## Task instructions:
1 - According to the article on the Calderón government, which parties' agreement gives Calderón strength?
2 - In the rows, update the lines from the line with "101, 966, 155]" up to and including the line with "557, 1080, 579]", replacing "rh-cell" with "humidity-cell" and leaving everything else unchanged. Give only those lines.

## Source document:
══════════

The “armored” government of Calderón

In recent months, the government has implemented a big deployment of
troops, declaring war on drug trafficking. The publicity campaign in
the communications media presents armed forces that protect the
“common citizen.” On one hand, this is an attempt to discipline the
big cartels that have set up a parallel army and bought off broad
sections of the state security apparatus, which reveals the crisis of
the institutions and their ties to drug trafficking. On the other
hand, the presence of the army in the streets threatens to inhibit the
dissatisfaction of the workers, and is a real attack on individual and
democratic freedoms, an attack that inflicts hard blows on those who
struggle.

For this, [Calderón] has the support of the dominant class and the
endorsement of the conservative middle classes, as well as the
strength that the PAN-PRI (Partido Acción Nacional y Partido
Revolucionario Institucional) agreement gives him; these parties
jointly voted in the Mexican Congress in favor of the reforms of the
penal code. The central aim of this policy of Calderón is to
strengthen the capitalist attack and put workers and militant youth on
the defensive.

══════════

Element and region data
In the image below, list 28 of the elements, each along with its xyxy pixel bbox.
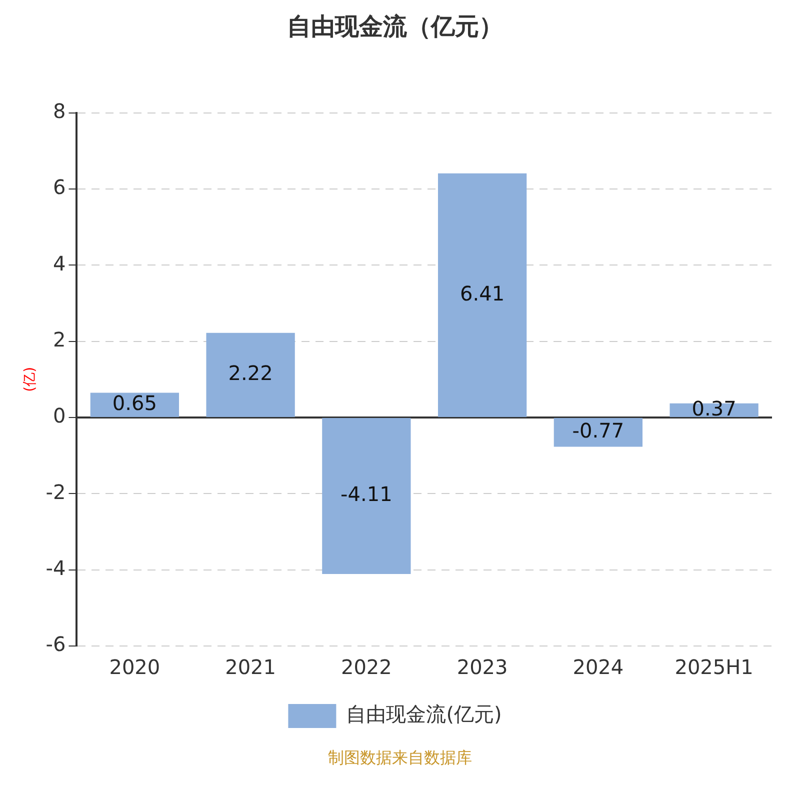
x-tick-label: 2021: [225, 655, 276, 680]
y-tick-label: 2: [53, 328, 66, 352]
x-tick-label: 2022: [340, 655, 392, 680]
x-tick-label: 2024: [572, 655, 624, 680]
data-label: 0.65: [112, 391, 157, 416]
y-tick-label: -6: [46, 632, 66, 656]
chart-title: 自由现金流（亿元）: [287, 12, 503, 41]
data-label: 2.22: [228, 361, 273, 386]
x-tick-label: 2020: [109, 655, 160, 680]
bar: [554, 418, 643, 447]
y-tick-label: 6: [53, 175, 66, 200]
text: 制图数据来自数据库: [327, 748, 473, 769]
y-tick-label: 0: [53, 404, 66, 428]
y-tick-label: -4: [46, 556, 66, 580]
y-tick-label: 4: [53, 251, 66, 276]
bar: [438, 173, 527, 417]
y-tick-label: -2: [46, 480, 66, 504]
data-label: 0.37: [692, 396, 736, 420]
data-label: -0.77: [572, 418, 624, 443]
data-label: -4.11: [340, 482, 392, 506]
x-tick-label: 2025H1: [674, 655, 754, 680]
data-label: 6.41: [460, 281, 505, 306]
y-axis-title: (亿): [22, 366, 38, 392]
bar: [322, 418, 411, 574]
y-tick-label: 8: [53, 99, 66, 124]
legend-label: 自由现金流(亿元): [346, 702, 502, 726]
bar: [206, 332, 295, 417]
x-tick-label: 2023: [456, 655, 508, 680]
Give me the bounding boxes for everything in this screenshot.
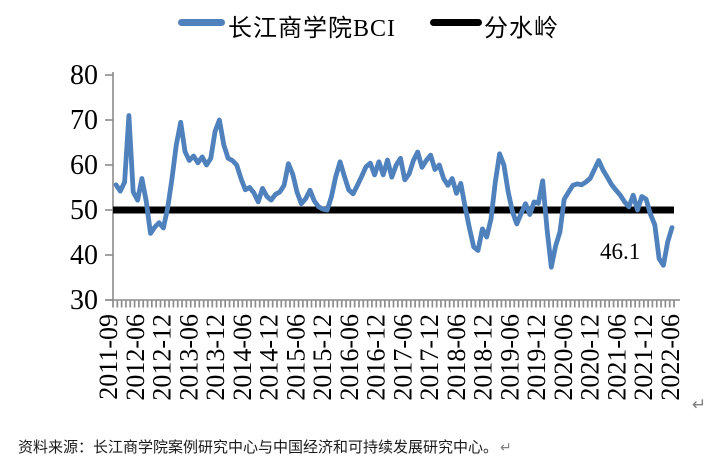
x-axis-tick-label: 2015-06 [281, 314, 310, 401]
x-axis-tick-label: 2018-06 [442, 314, 471, 401]
source-note-text: 资料来源：长江商学院案例研究中心与中国经济和可持续发展研究中心。 [18, 440, 499, 456]
x-axis-tick-label: 2020-12 [576, 314, 605, 401]
watershed-legend-label: 分水岭 [484, 16, 559, 42]
y-axis-tick-label: 70 [70, 105, 98, 136]
last-value-annotation: 46.1 [600, 239, 640, 264]
paragraph-mark: ↵ [500, 440, 512, 456]
bci-line-series [113, 113, 675, 270]
watershed-legend-line-icon [430, 19, 482, 26]
chart-legend: 长江商学院BCI 分水岭 [0, 0, 723, 48]
x-axis-tick-label: 2019-06 [495, 314, 524, 401]
paragraph-mark: ↵ [692, 395, 707, 415]
x-axis-tick-label: 2021-06 [602, 314, 631, 401]
x-axis-tick-label: 2022-06 [656, 314, 685, 401]
bci-series-legend-line-icon [178, 19, 225, 26]
y-axis-tick-label: 60 [70, 150, 98, 181]
y-axis-tick-label: 80 [70, 60, 98, 91]
x-axis-tick-label: 2011-09 [94, 314, 123, 400]
x-axis-tick-label: 2012-06 [121, 314, 150, 401]
y-axis-tick-label: 50 [70, 195, 98, 226]
x-axis-tick-label: 2014-06 [228, 314, 257, 401]
y-axis-tick-label: 40 [70, 240, 98, 271]
bci-series-legend-label: 长江商学院BCI [228, 16, 397, 42]
source-note: 资料来源：长江商学院案例研究中心与中国经济和可持续发展研究中心。 ↵ [18, 436, 512, 457]
x-axis-tick-label: 2016-06 [335, 314, 364, 401]
x-axis-tick-label: 2018-12 [469, 314, 498, 401]
x-axis-tick-label: 2012-12 [148, 314, 177, 401]
x-axis-tick-label: 2016-12 [362, 314, 391, 401]
x-axis-tick-label: 2019-12 [522, 314, 551, 401]
x-axis-tick-label: 2015-12 [308, 314, 337, 401]
x-axis-tick-label: 2017-06 [388, 314, 417, 401]
x-axis-tick-label: 2013-06 [174, 314, 203, 401]
x-axis-tick-label: 2013-12 [201, 314, 230, 401]
x-axis-tick-label: 2021-12 [629, 314, 658, 401]
x-axis-tick-label: 2020-06 [549, 314, 578, 401]
y-axis-tick-label: 30 [70, 285, 98, 316]
x-axis-tick-label: 2014-12 [255, 314, 284, 401]
x-axis-tick-label: 2017-12 [415, 314, 444, 401]
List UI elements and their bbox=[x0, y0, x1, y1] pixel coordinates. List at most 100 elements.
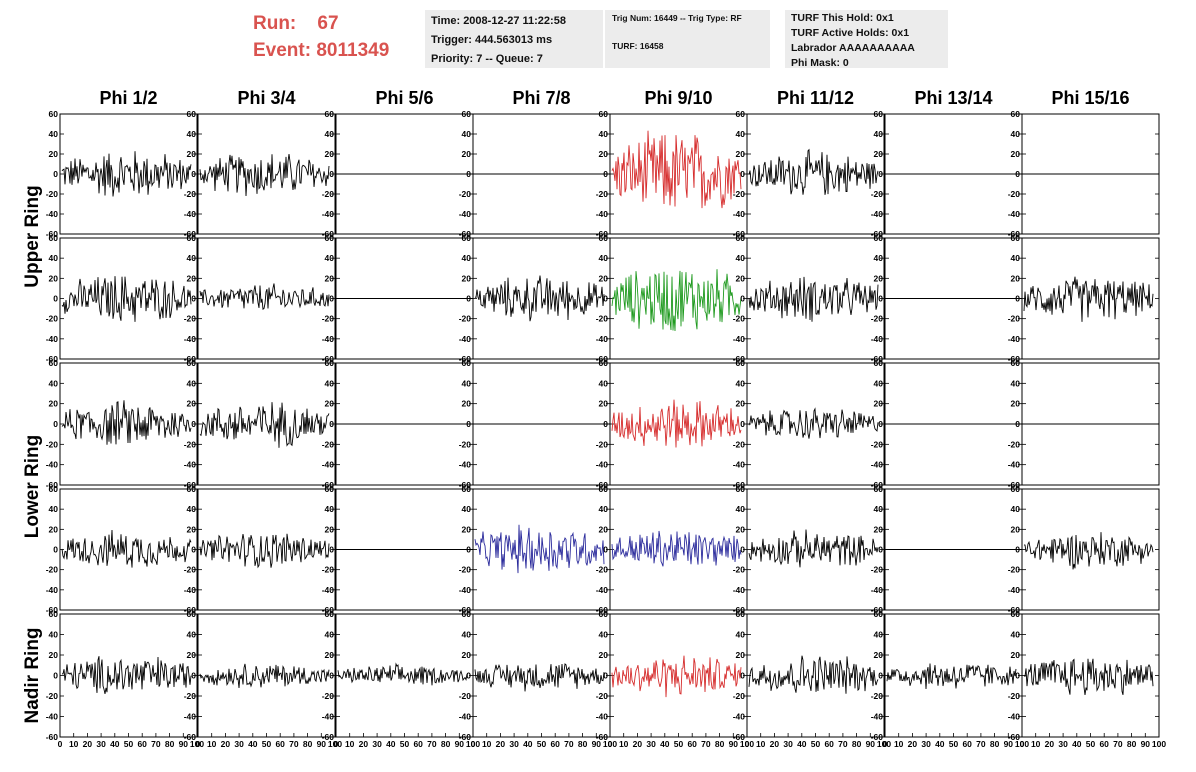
y-tick-label: -60 bbox=[184, 480, 197, 490]
x-tick-label: 30 bbox=[646, 739, 656, 749]
waveform-panel: -60 -40 -20 0 20 40 60 bbox=[733, 484, 885, 615]
y-tick-label: -20 bbox=[733, 439, 746, 449]
x-tick-label: 0 bbox=[471, 739, 476, 749]
panel-frame bbox=[1021, 237, 1160, 360]
column-header: Phi 13/14 bbox=[914, 88, 992, 108]
y-tick-label: 60 bbox=[462, 233, 472, 243]
y-tick-label: 60 bbox=[736, 109, 746, 119]
y-tick-label: 60 bbox=[462, 609, 472, 619]
y-tick-label: -40 bbox=[459, 585, 472, 595]
x-tick-label: 90 bbox=[455, 739, 465, 749]
y-tick-label: -60 bbox=[459, 480, 472, 490]
x-tick-label: 50 bbox=[400, 739, 410, 749]
y-tick-label: -20 bbox=[184, 439, 197, 449]
waveform-panel: -60 -40 -20 0 20 40 60 bbox=[459, 484, 611, 615]
y-tick-label: -60 bbox=[46, 229, 59, 239]
y-tick-label: -40 bbox=[871, 460, 884, 470]
time-info-box: Time: 2008-12-27 11:22:58 Trigger: 444.5… bbox=[425, 10, 603, 68]
y-tick-label: -20 bbox=[46, 565, 59, 575]
y-tick-label: 0 bbox=[466, 671, 471, 681]
x-tick-label: 0 bbox=[334, 739, 339, 749]
x-tick-label: 90 bbox=[1004, 739, 1014, 749]
x-tick-label: 100 bbox=[1152, 739, 1166, 749]
column-header: Phi 3/4 bbox=[237, 88, 295, 108]
ring-label: Upper Ring bbox=[22, 185, 43, 287]
y-tick-label: -20 bbox=[596, 314, 609, 324]
y-tick-label: 20 bbox=[462, 524, 472, 534]
waveform-panel: -60 -40 -20 0 20 40 60 bbox=[871, 358, 1023, 490]
y-tick-label: 60 bbox=[599, 484, 609, 494]
priority-line: Priority: 7 -- Queue: 7 bbox=[431, 53, 543, 65]
time-line: Time: 2008-12-27 11:22:58 bbox=[431, 15, 566, 27]
waveform-trace bbox=[61, 151, 192, 197]
y-tick-label: 0 bbox=[740, 671, 745, 681]
y-tick-label: 40 bbox=[1011, 630, 1021, 640]
waveform-panel: -60 -40 -20 0 20 40 60 bbox=[322, 358, 474, 490]
y-tick-label: 0 bbox=[466, 169, 471, 179]
x-tick-label: 0 bbox=[745, 739, 750, 749]
y-tick-label: -60 bbox=[871, 480, 884, 490]
x-tick-label: 70 bbox=[1113, 739, 1123, 749]
event-value: 8011349 bbox=[316, 40, 390, 61]
y-tick-label: 0 bbox=[191, 294, 196, 304]
y-tick-label: 60 bbox=[187, 109, 197, 119]
y-tick-label: 20 bbox=[187, 650, 197, 660]
y-tick-label: -20 bbox=[871, 439, 884, 449]
y-tick-label: 0 bbox=[191, 545, 196, 555]
y-tick-label: -60 bbox=[1008, 732, 1021, 742]
x-tick-label: 40 bbox=[797, 739, 807, 749]
y-tick-label: -20 bbox=[184, 189, 197, 199]
y-tick-label: -60 bbox=[596, 732, 609, 742]
waveform-trace bbox=[1023, 658, 1154, 696]
x-tick-label: 80 bbox=[852, 739, 862, 749]
y-tick-label: 40 bbox=[187, 253, 197, 263]
y-tick-label: -40 bbox=[459, 460, 472, 470]
y-tick-label: 40 bbox=[1011, 504, 1021, 514]
x-tick-label: 70 bbox=[289, 739, 299, 749]
y-tick-label: 40 bbox=[462, 630, 472, 640]
x-tick-label: 40 bbox=[523, 739, 533, 749]
y-tick-label: 60 bbox=[874, 358, 884, 368]
y-tick-label: -40 bbox=[596, 585, 609, 595]
x-tick-label: 40 bbox=[660, 739, 670, 749]
x-tick-label: 60 bbox=[137, 739, 147, 749]
y-tick-label: 40 bbox=[325, 630, 335, 640]
waveform-trace bbox=[611, 530, 742, 567]
y-tick-label: -20 bbox=[871, 189, 884, 199]
run-value: 67 bbox=[317, 13, 339, 34]
y-tick-label: 0 bbox=[53, 545, 58, 555]
column-header: Phi 5/6 bbox=[375, 88, 433, 108]
x-tick-label: 10 bbox=[69, 739, 79, 749]
y-tick-label: -40 bbox=[46, 712, 59, 722]
waveform-panel: -60 -40 -20 0 20 40 60 bbox=[596, 484, 748, 615]
y-tick-label: 20 bbox=[325, 650, 335, 660]
y-tick-label: -60 bbox=[46, 480, 59, 490]
y-tick-label: 0 bbox=[53, 169, 58, 179]
x-tick-label: 80 bbox=[441, 739, 451, 749]
y-tick-label: -60 bbox=[733, 480, 746, 490]
y-tick-label: -40 bbox=[184, 585, 197, 595]
x-tick-label: 50 bbox=[124, 739, 134, 749]
waveform-trace bbox=[199, 533, 330, 569]
y-tick-label: -20 bbox=[733, 314, 746, 324]
y-tick-label: 20 bbox=[187, 524, 197, 534]
y-tick-label: 40 bbox=[736, 630, 746, 640]
y-tick-label: 60 bbox=[325, 358, 335, 368]
turf-line: TURF: 16458 bbox=[612, 41, 664, 51]
y-tick-label: -40 bbox=[322, 209, 335, 219]
x-tick-label: 20 bbox=[359, 739, 369, 749]
y-tick-label: -40 bbox=[459, 209, 472, 219]
y-tick-label: 40 bbox=[599, 253, 609, 263]
y-tick-label: 60 bbox=[1011, 484, 1021, 494]
y-tick-label: -40 bbox=[733, 209, 746, 219]
y-tick-label: -20 bbox=[184, 314, 197, 324]
y-tick-label: 20 bbox=[1011, 524, 1021, 534]
y-tick-label: -20 bbox=[322, 189, 335, 199]
y-tick-label: 0 bbox=[603, 169, 608, 179]
x-tick-label: 10 bbox=[894, 739, 904, 749]
x-tick-label: 40 bbox=[935, 739, 945, 749]
y-tick-label: 20 bbox=[736, 650, 746, 660]
y-tick-label: 40 bbox=[187, 630, 197, 640]
y-tick-label: 40 bbox=[187, 129, 197, 139]
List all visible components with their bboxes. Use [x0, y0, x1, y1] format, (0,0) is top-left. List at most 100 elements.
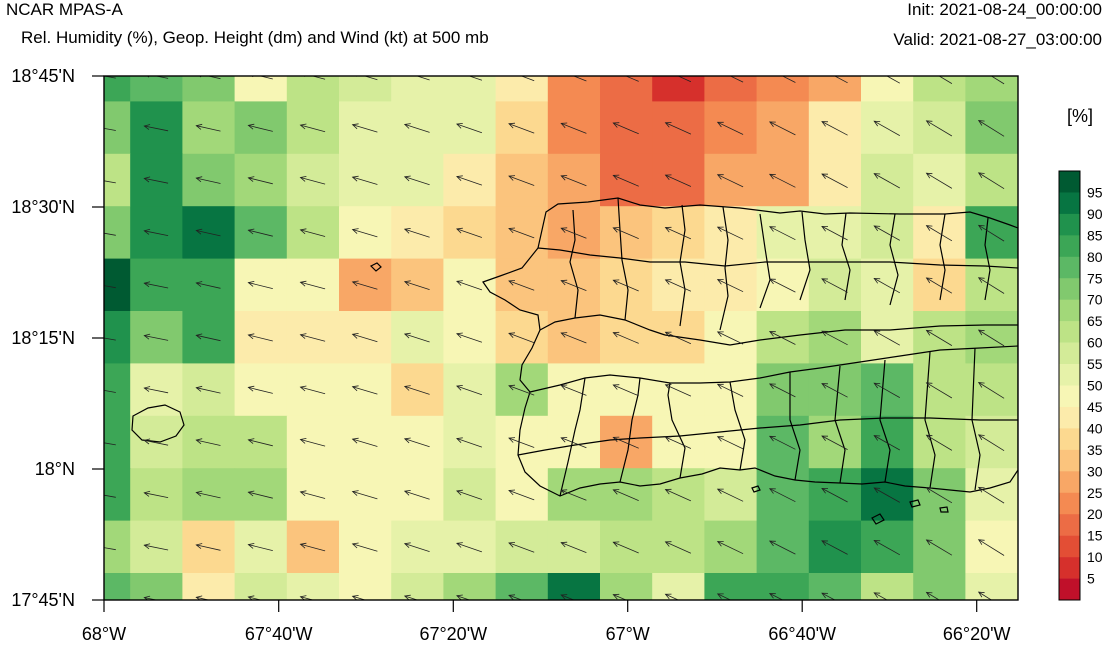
rh-cell	[913, 101, 966, 155]
wind-arrow	[143, 438, 169, 446]
wind-arrow	[572, 76, 587, 82]
rh-cell	[130, 153, 183, 207]
rh-cell	[547, 76, 601, 102]
y-tick-label: 18°45'N	[11, 66, 75, 86]
rh-cell	[130, 363, 183, 417]
rh-cell	[547, 258, 601, 312]
colorbar-label: 20	[1087, 506, 1103, 522]
rh-cell	[704, 206, 758, 260]
wind-arrow	[560, 122, 587, 134]
rh-cell	[965, 573, 1018, 600]
wind-arrow	[247, 438, 273, 447]
wind-arrow	[768, 593, 784, 600]
wind-arrow	[508, 227, 535, 239]
wind-arrow	[664, 122, 692, 135]
rh-cell	[286, 258, 340, 312]
wind-arrow	[143, 124, 169, 132]
wind-arrow	[925, 591, 940, 600]
rh-cell	[286, 573, 340, 600]
rh-cell	[861, 625, 914, 647]
wind-arrow	[104, 285, 116, 289]
axis-ticks: 68°W 67°40'W 67°20'W 67°W 66°40'W 66°20'W 18°4…	[11, 66, 1010, 644]
wind-arrow	[977, 329, 1005, 347]
rh-cell	[182, 76, 236, 102]
rh-cell	[339, 76, 392, 102]
wind-arrow	[768, 331, 796, 345]
municipal-boundary	[759, 213, 771, 309]
rh-cell	[182, 573, 236, 600]
wind-arrow	[508, 437, 535, 448]
wind-arrow	[351, 280, 378, 290]
rh-cell	[756, 520, 810, 574]
wind-arrow	[612, 227, 639, 239]
rh-cell	[547, 363, 601, 417]
colorbar-label: 60	[1087, 335, 1103, 351]
wind-arrow	[403, 123, 430, 133]
rh-cell	[600, 573, 653, 600]
wind-arrow	[508, 122, 535, 134]
rh-cell	[286, 468, 340, 522]
municipal-boundary	[984, 217, 991, 301]
wind-arrow	[351, 228, 378, 238]
colorbar-swatch	[1059, 557, 1080, 579]
wind-arrow	[821, 540, 848, 555]
rh-cell	[861, 363, 914, 417]
colorbar-swatch	[1059, 578, 1080, 601]
south-coast-cay	[909, 499, 921, 508]
rh-cell	[704, 520, 758, 574]
wind-vectors	[104, 76, 1005, 600]
wind-arrow	[560, 332, 587, 344]
rh-cell	[391, 468, 444, 522]
wind-arrow	[768, 121, 796, 136]
wind-arrow	[873, 120, 900, 136]
wind-arrow	[403, 228, 430, 238]
colorbar-swatch	[1059, 256, 1080, 279]
rh-cell	[234, 415, 288, 469]
desecheo-island	[369, 262, 382, 272]
wind-arrow	[251, 76, 273, 80]
wind-arrow	[356, 76, 378, 81]
rh-cell	[130, 258, 183, 312]
wind-arrow	[247, 176, 273, 185]
rh-cell	[234, 520, 288, 574]
y-tick-label: 18°15'N	[11, 328, 75, 348]
rh-cell	[652, 573, 705, 600]
rh-cell	[495, 76, 549, 102]
wind-arrow	[612, 384, 639, 397]
colorbar-swatch	[1059, 321, 1080, 343]
wind-arrow	[677, 76, 692, 83]
rh-cell	[339, 573, 392, 600]
rh-cell	[495, 415, 549, 469]
rh-cell	[704, 153, 758, 207]
rh-cell	[547, 153, 601, 207]
wind-arrow	[508, 594, 523, 600]
wind-arrow	[247, 490, 273, 499]
rh-cell	[104, 468, 131, 522]
wind-arrow	[768, 278, 796, 293]
rh-cell	[704, 573, 758, 600]
rh-cell	[130, 468, 183, 522]
rh-cell	[547, 468, 601, 522]
wind-arrow	[508, 384, 535, 396]
rh-cell	[913, 153, 966, 207]
wind-arrow	[508, 332, 535, 344]
wind-arrow	[873, 592, 888, 600]
rh-cell	[495, 573, 549, 600]
rh-cell	[808, 258, 862, 312]
municipal-boundary	[841, 212, 851, 301]
wind-arrow	[768, 488, 796, 503]
rh-cell	[965, 520, 1018, 574]
rh-cell	[913, 311, 966, 364]
wind-arrow	[195, 438, 221, 446]
wind-arrow	[925, 382, 953, 399]
humidity-field	[104, 76, 1018, 647]
wind-arrow	[456, 175, 483, 186]
wind-arrow	[873, 225, 900, 241]
colorbar-unit: [%]	[1067, 106, 1093, 126]
rh-cell	[182, 101, 236, 155]
rh-cell	[182, 625, 235, 647]
rh-cell	[495, 206, 549, 260]
rh-cell	[652, 415, 705, 469]
wind-arrow	[886, 76, 900, 84]
wind-arrow	[247, 123, 273, 132]
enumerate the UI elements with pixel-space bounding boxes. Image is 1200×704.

══════════

## Correct answers:
1 - The agreement between the PAN (Partido Acción Nacional) and the PRI (Partido Revolucionario Institucional).

2 -
humidity-cell	[913, 101, 966, 155]
wind-arrow	[143, 438, 169, 446]
wind-arrow	[572, 76, 587, 82]
humidity-cell	[130, 153, 183, 207]
humidity-cell	[547, 76, 601, 102]
y-tick-label: 18°45'N	[11, 66, 75, 86]
humidity-cell	[130, 363, 183, 417]
humidity-cell	[547, 258, 601, 312]
colorbar-label: 20	[1087, 506, 1103, 522]
humidity-cell	[704, 206, 758, 260]
wind-arrow	[560, 122, 587, 134]
humidity-cell	[965, 573, 1018, 600]
wind-arrow	[247, 438, 273, 447]
wind-arrow	[768, 593, 784, 600]
wind-arrow	[508, 227, 535, 239]
wind-arrow	[664, 122, 692, 135]
humidity-cell	[286, 258, 340, 312]
wind-arrow	[143, 124, 169, 132]
wind-arrow	[925, 591, 940, 600]
humidity-cell	[286, 573, 340, 600]
humidity-cell	[861, 625, 914, 647]
wind-arrow	[104, 285, 116, 289]
axis-ticks: 68°W 67°40'W 67°20'W 67°W 66°40'W 66°20'W 18°4…	[11, 66, 1010, 644]
wind-arrow	[977, 329, 1005, 347]
humidity-cell	[182, 76, 236, 102]
humidity-cell	[339, 76, 392, 102]
wind-arrow	[768, 331, 796, 345]
municipal-boundary	[759, 213, 771, 309]
humidity-cell	[182, 573, 236, 600]
wind-arrow	[508, 437, 535, 448]
wind-arrow	[351, 280, 378, 290]
humidity-cell	[756, 520, 810, 574]
wind-arrow	[612, 227, 639, 239]
humidity-cell	[547, 363, 601, 417]
colorbar-label: 60	[1087, 335, 1103, 351]
wind-arrow	[403, 123, 430, 133]
humidity-cell	[600, 573, 653, 600]
wind-arrow	[508, 122, 535, 134]
humidity-cell	[286, 468, 340, 522]
municipal-boundary	[984, 217, 991, 301]
wind-arrow	[351, 228, 378, 238]
colorbar-swatch	[1059, 557, 1080, 579]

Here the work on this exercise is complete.